[Extracted data entries]
---*---

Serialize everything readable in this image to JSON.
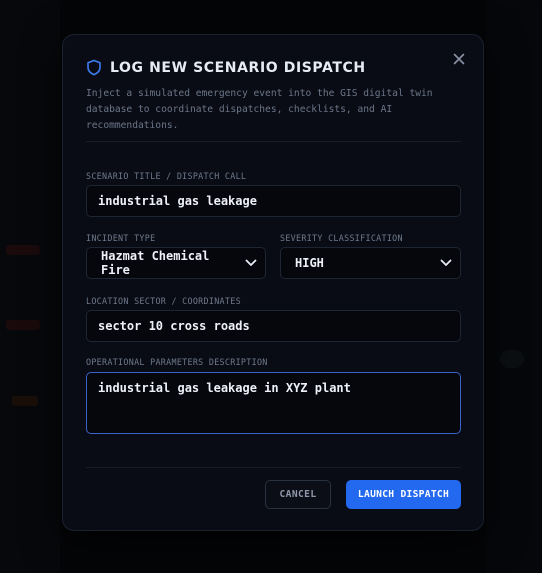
{
  "colors": {
    "accent": "#2269f0",
    "modal_bg": "#090c14",
    "field_bg": "#05070c",
    "focus_border": "#3b63c9",
    "shield_icon": "#3d7cf2"
  },
  "dialog": {
    "title": "LOG NEW SCENARIO DISPATCH",
    "description": "Inject a simulated emergency event into the GIS digital twin database to coordinate dispatches, checklists, and AI recommendations.",
    "header_icon": "shield-icon",
    "close_icon": "close-icon"
  },
  "form": {
    "scenario_title": {
      "label": "SCENARIO TITLE / DISPATCH CALL",
      "value": "industrial gas leakage"
    },
    "incident_type": {
      "label": "INCIDENT TYPE",
      "selected": "Hazmat Chemical Fire"
    },
    "severity": {
      "label": "SEVERITY CLASSIFICATION",
      "selected": "HIGH"
    },
    "location": {
      "label": "LOCATION SECTOR / COORDINATES",
      "value": "sector 10 cross roads"
    },
    "parameters": {
      "label": "OPERATIONAL PARAMETERS DESCRIPTION",
      "value": "industrial gas leakage in XYZ plant"
    }
  },
  "actions": {
    "cancel_label": "CANCEL",
    "launch_label": "LAUNCH DISPATCH"
  }
}
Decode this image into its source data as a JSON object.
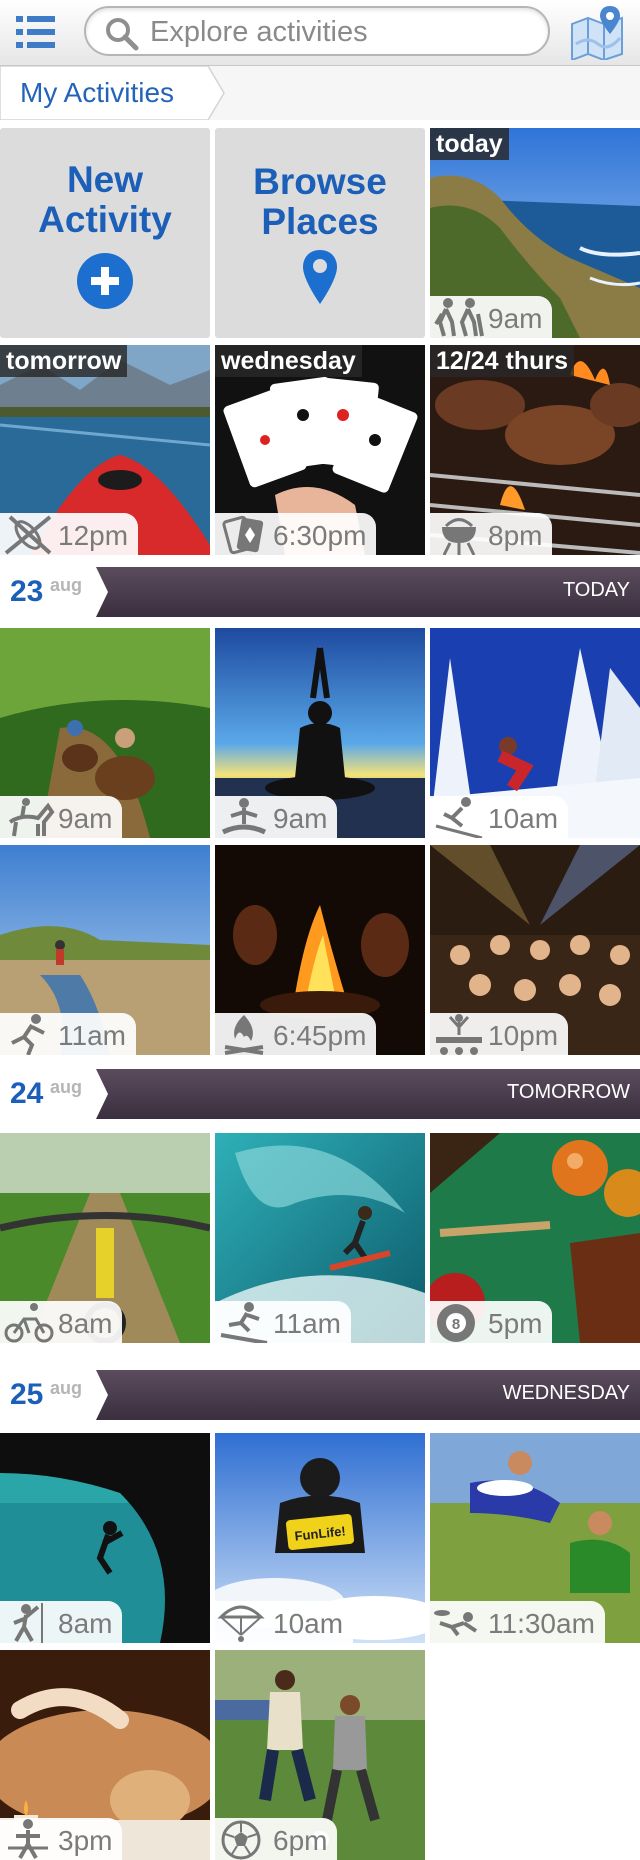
{
  "header": {
    "menu_icon": "list-menu-icon",
    "search_icon": "search-icon",
    "search_placeholder": "Explore activities",
    "map_icon": "map-pin-icon"
  },
  "breadcrumb": {
    "label": "My Activities"
  },
  "actions": {
    "new_activity": {
      "line1": "New",
      "line2": "Activity",
      "icon": "plus-circle-icon"
    },
    "browse_places": {
      "line1": "Browse",
      "line2": "Places",
      "icon": "location-pin-icon"
    }
  },
  "upcoming": [
    {
      "day": "today",
      "time": "9am",
      "icon": "hiking-icon"
    },
    {
      "day": "tomorrow",
      "time": "12pm",
      "icon": "kayak-icon"
    },
    {
      "day": "wednesday",
      "time": "6:30pm",
      "icon": "cards-icon"
    },
    {
      "day": "12/24 thurs",
      "time": "8pm",
      "icon": "grill-icon"
    }
  ],
  "days": [
    {
      "num": "23",
      "month": "aug",
      "label": "TODAY",
      "activities": [
        {
          "time": "9am",
          "icon": "horse-riding-icon"
        },
        {
          "time": "9am",
          "icon": "yoga-icon"
        },
        {
          "time": "10am",
          "icon": "skiing-icon"
        },
        {
          "time": "11am",
          "icon": "running-icon"
        },
        {
          "time": "6:45pm",
          "icon": "campfire-icon"
        },
        {
          "time": "10pm",
          "icon": "concert-icon"
        }
      ]
    },
    {
      "num": "24",
      "month": "aug",
      "label": "TOMORROW",
      "activities": [
        {
          "time": "8am",
          "icon": "cycling-icon"
        },
        {
          "time": "11am",
          "icon": "surfing-icon"
        },
        {
          "time": "5pm",
          "icon": "billiards-icon"
        }
      ]
    },
    {
      "num": "25",
      "month": "aug",
      "label": "WEDNESDAY",
      "activities": [
        {
          "time": "8am",
          "icon": "climbing-icon"
        },
        {
          "time": "10am",
          "icon": "parachute-icon"
        },
        {
          "time": "11:30am",
          "icon": "frisbee-icon"
        },
        {
          "time": "3pm",
          "icon": "massage-icon"
        },
        {
          "time": "6pm",
          "icon": "soccer-ball-icon"
        }
      ]
    }
  ],
  "photo_text": {
    "skydiver_sign": "FunLife!"
  },
  "colors": {
    "accent": "#1c5fb8",
    "header_band": "#4a3d4e"
  }
}
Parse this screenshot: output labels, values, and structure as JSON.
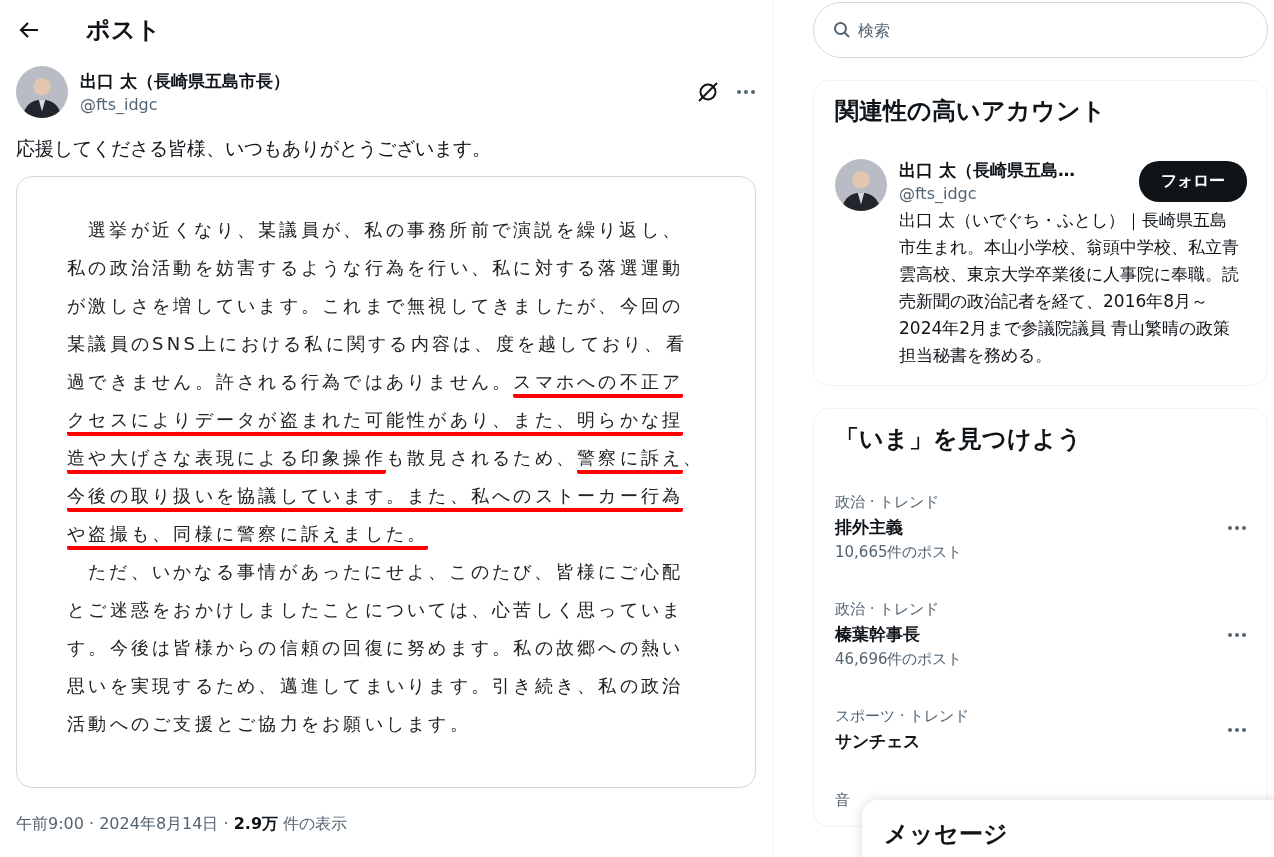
{
  "header": {
    "title": "ポスト"
  },
  "post": {
    "author": {
      "name": "出口 太（長崎県五島市長）",
      "handle": "@fts_idgc"
    },
    "text": "応援してくださる皆様、いつもありがとうございます。",
    "document": [
      {
        "indent": true,
        "segments": [
          {
            "text": "選挙が近くなり、某議員が、私の事務所前で演説を繰り返し、",
            "underlined": false
          }
        ]
      },
      {
        "indent": false,
        "segments": [
          {
            "text": "私の政治活動を妨害するような行為を行い、私に対する落選運動",
            "underlined": false
          }
        ]
      },
      {
        "indent": false,
        "segments": [
          {
            "text": "が激しさを増しています。これまで無視してきましたが、今回の",
            "underlined": false
          }
        ]
      },
      {
        "indent": false,
        "segments": [
          {
            "text": "某議員のSNS上における私に関する内容は、度を越しており、看",
            "underlined": false
          }
        ]
      },
      {
        "indent": false,
        "segments": [
          {
            "text": "過できません。許される行為ではありません。",
            "underlined": false
          },
          {
            "text": "スマホへの不正ア",
            "underlined": true
          }
        ]
      },
      {
        "indent": false,
        "segments": [
          {
            "text": "クセスによりデータが盗まれた可能性があり、また、明らかな捏",
            "underlined": true
          }
        ]
      },
      {
        "indent": false,
        "segments": [
          {
            "text": "造や大げさな表現による印象操作",
            "underlined": true
          },
          {
            "text": "も散見されるため、",
            "underlined": false
          },
          {
            "text": "警察に訴え",
            "underlined": true
          },
          {
            "text": "、",
            "underlined": false
          }
        ]
      },
      {
        "indent": false,
        "segments": [
          {
            "text": "今後の取り扱いを協議しています。また、私へのストーカー行為",
            "underlined": true
          }
        ]
      },
      {
        "indent": false,
        "segments": [
          {
            "text": "や盗撮も、同様に警察に訴えました。",
            "underlined": true
          }
        ]
      },
      {
        "indent": true,
        "segments": [
          {
            "text": "ただ、いかなる事情があったにせよ、このたび、皆様にご心配",
            "underlined": false
          }
        ]
      },
      {
        "indent": false,
        "segments": [
          {
            "text": "とご迷惑をおかけしましたことについては、心苦しく思っていま",
            "underlined": false
          }
        ]
      },
      {
        "indent": false,
        "segments": [
          {
            "text": "す。今後は皆様からの信頼の回復に努めます。私の故郷への熱い",
            "underlined": false
          }
        ]
      },
      {
        "indent": false,
        "segments": [
          {
            "text": "思いを実現するため、邁進してまいります。引き続き、私の政治",
            "underlined": false
          }
        ]
      },
      {
        "indent": false,
        "segments": [
          {
            "text": "活動へのご支援とご協力をお願いします。",
            "underlined": false
          }
        ]
      }
    ],
    "meta": "午前9:00 · 2024年8月14日 · **2.9万** 件の表示"
  },
  "search": {
    "placeholder": "検索"
  },
  "related": {
    "title": "関連性の高いアカウント",
    "account": {
      "name": "出口 太（長崎県五島…",
      "handle": "@fts_idgc",
      "button": "フォロー",
      "bio": "出口 太（いでぐち・ふとし）｜長崎県五島市生まれ。本山小学校、翁頭中学校、私立青雲高校、東京大学卒業後に人事院に奉職。読売新聞の政治記者を経て、2016年8月～2024年2月まで参議院議員 青山繁晴の政策担当秘書を務める。"
    }
  },
  "trends": {
    "title": "「いま」を見つけよう",
    "items": [
      {
        "category": "政治 · トレンド",
        "topic": "排外主義",
        "count": "10,665件のポスト"
      },
      {
        "category": "政治 · トレンド",
        "topic": "榛葉幹事長",
        "count": "46,696件のポスト"
      },
      {
        "category": "スポーツ · トレンド",
        "topic": "サンチェス"
      },
      {
        "category": "音"
      }
    ]
  },
  "messages": {
    "title": "メッセージ"
  }
}
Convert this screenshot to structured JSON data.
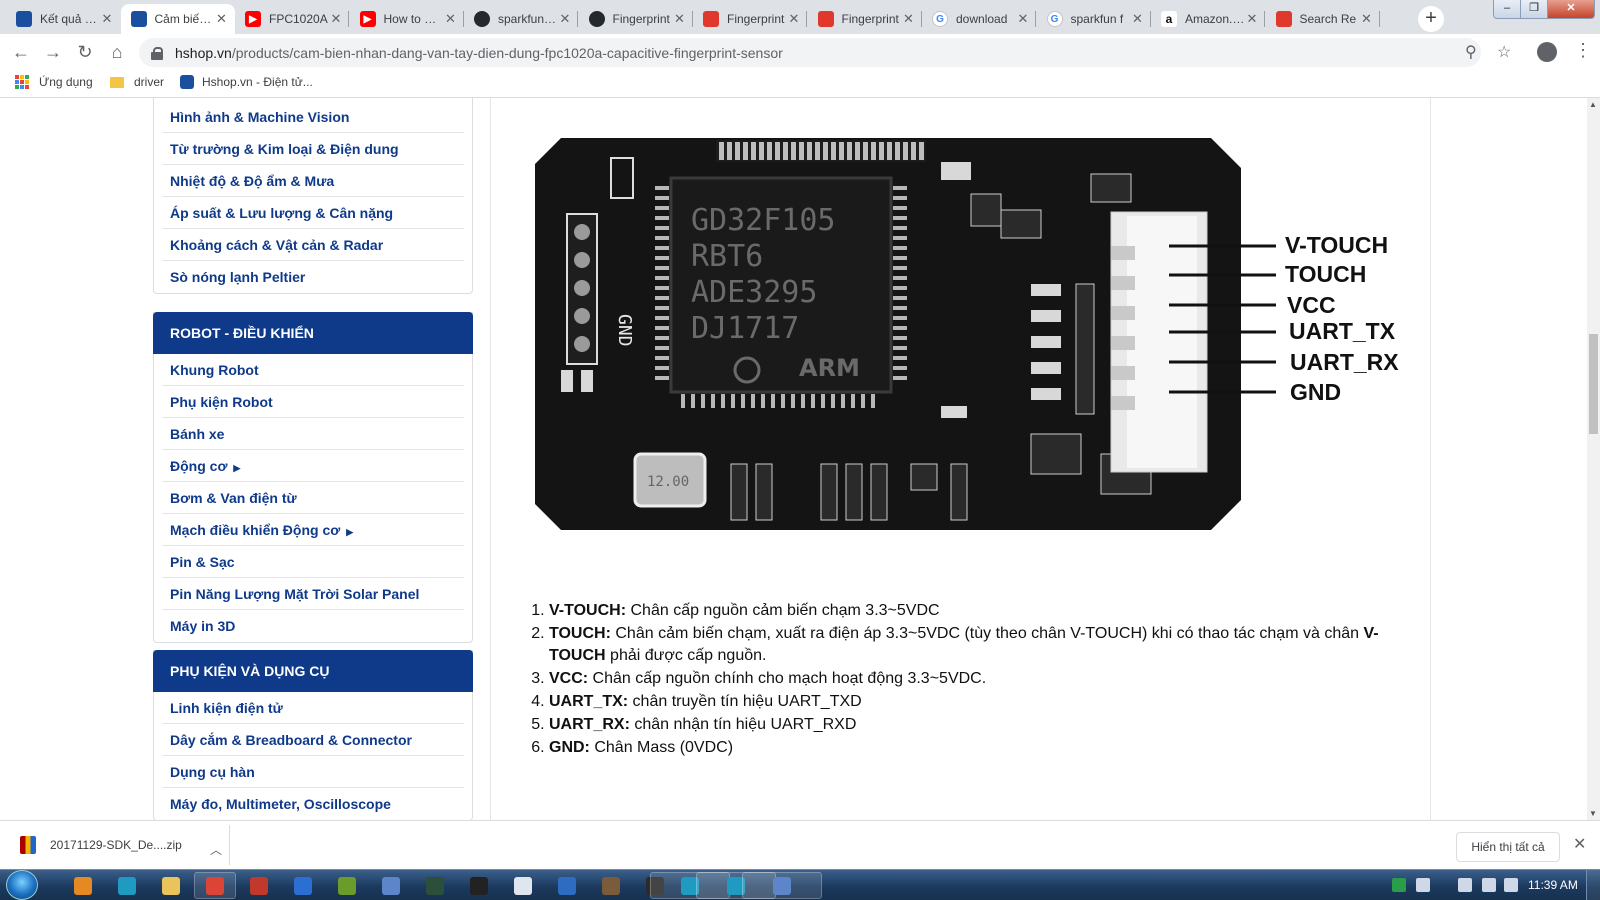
{
  "tabs": [
    {
      "title": "Kết quả tìm kiếm",
      "icon": "hshop-favicon-icon",
      "active": false
    },
    {
      "title": "Cảm biến nhận dạng",
      "icon": "hshop-favicon-icon",
      "active": true
    },
    {
      "title": "FPC1020A",
      "icon": "youtube-favicon-icon",
      "active": false
    },
    {
      "title": "How to Use",
      "icon": "youtube-favicon-icon",
      "active": false
    },
    {
      "title": "sparkfun/Fingerprint",
      "icon": "github-favicon-icon",
      "active": false
    },
    {
      "title": "Fingerprint",
      "icon": "github-favicon-icon",
      "active": false
    },
    {
      "title": "Fingerprint",
      "icon": "pdf-favicon-icon",
      "active": false
    },
    {
      "title": "Fingerprint",
      "icon": "pdf-favicon-icon",
      "active": false
    },
    {
      "title": "download",
      "icon": "google-favicon-icon",
      "active": false
    },
    {
      "title": "sparkfun f",
      "icon": "google-favicon-icon",
      "active": false
    },
    {
      "title": "Amazon.com",
      "icon": "amazon-favicon-icon",
      "active": false
    },
    {
      "title": "Search Re",
      "icon": "pdf-favicon-icon",
      "active": false
    }
  ],
  "address": {
    "host": "hshop.vn",
    "path": "/products/cam-bien-nhan-dang-van-tay-dien-dung-fpc1020a-capacitive-fingerprint-sensor"
  },
  "bookmarks": [
    {
      "label": "Ứng dụng",
      "icon": "apps-grid-icon"
    },
    {
      "label": "driver",
      "icon": "folder-icon"
    },
    {
      "label": "Hshop.vn - Điện tử...",
      "icon": "hshop-favicon-icon"
    }
  ],
  "sidebar": {
    "sensor_items": [
      {
        "label": "Hình ảnh & Machine Vision"
      },
      {
        "label": "Từ trường & Kim loại & Điện dung"
      },
      {
        "label": "Nhiệt độ & Độ ẩm & Mưa"
      },
      {
        "label": "Áp suất & Lưu lượng & Cân nặng"
      },
      {
        "label": "Khoảng cách & Vật cản & Radar"
      },
      {
        "label": "Sò nóng lạnh Peltier"
      }
    ],
    "robot": {
      "header": "ROBOT - ĐIỀU KHIỂN",
      "items": [
        {
          "label": "Khung Robot",
          "submenu": false
        },
        {
          "label": "Phụ kiện Robot",
          "submenu": false
        },
        {
          "label": "Bánh xe",
          "submenu": false
        },
        {
          "label": "Động cơ",
          "submenu": true
        },
        {
          "label": "Bơm & Van điện từ",
          "submenu": false
        },
        {
          "label": "Mạch điều khiển Động cơ",
          "submenu": true
        },
        {
          "label": "Pin & Sạc",
          "submenu": false
        },
        {
          "label": "Pin Năng Lượng Mặt Trời Solar Panel",
          "submenu": false
        },
        {
          "label": "Máy in 3D",
          "submenu": false
        }
      ]
    },
    "tools": {
      "header": "PHỤ KIỆN VÀ DỤNG CỤ",
      "items": [
        {
          "label": "Linh kiện điện tử"
        },
        {
          "label": "Dây cắm & Breadboard & Connector"
        },
        {
          "label": "Dụng cụ hàn"
        },
        {
          "label": "Máy đo, Multimeter, Oscilloscope"
        }
      ]
    }
  },
  "board": {
    "chip_lines": [
      "GD32F105",
      "RBT6",
      "ADE3295",
      "DJ1717"
    ],
    "chip_brand": "ARM",
    "crystal": "12.00",
    "pin_labels": [
      "V-TOUCH",
      "TOUCH",
      "VCC",
      "UART_TX",
      "UART_RX",
      "GND"
    ]
  },
  "pin_descriptions": [
    {
      "name": "V-TOUCH:",
      "text": " Chân cấp nguồn cảm biến chạm 3.3~5VDC"
    },
    {
      "name": "TOUCH:",
      "text": " Chân cảm biến chạm, xuất ra điện áp 3.3~5VDC (tùy theo chân V-TOUCH) khi có thao tác chạm và chân ",
      "name2": "V-TOUCH",
      "text2": " phải được cấp nguồn."
    },
    {
      "name": "VCC:",
      "text": " Chân cấp nguồn chính cho mạch hoạt động 3.3~5VDC."
    },
    {
      "name": "UART_TX:",
      "text": " chân truyền tín hiệu UART_TXD"
    },
    {
      "name": "UART_RX:",
      "text": " chân nhận tín hiệu UART_RXD"
    },
    {
      "name": "GND:",
      "text": " Chân Mass (0VDC)"
    }
  ],
  "downloads": {
    "file": "20171129-SDK_De....zip",
    "show_all": "Hiển thị tất cả"
  },
  "taskbar": {
    "clock": "11:39 AM"
  },
  "colors": {
    "sidebar_header": "#0f3a8a",
    "sidebar_link": "#0f3a8a",
    "pcb": "#141414"
  }
}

---*---

EXERCISE.
Determine the count of lines in the data above with the string "image" in them, and give that count alone.

FINAL RESULT.
2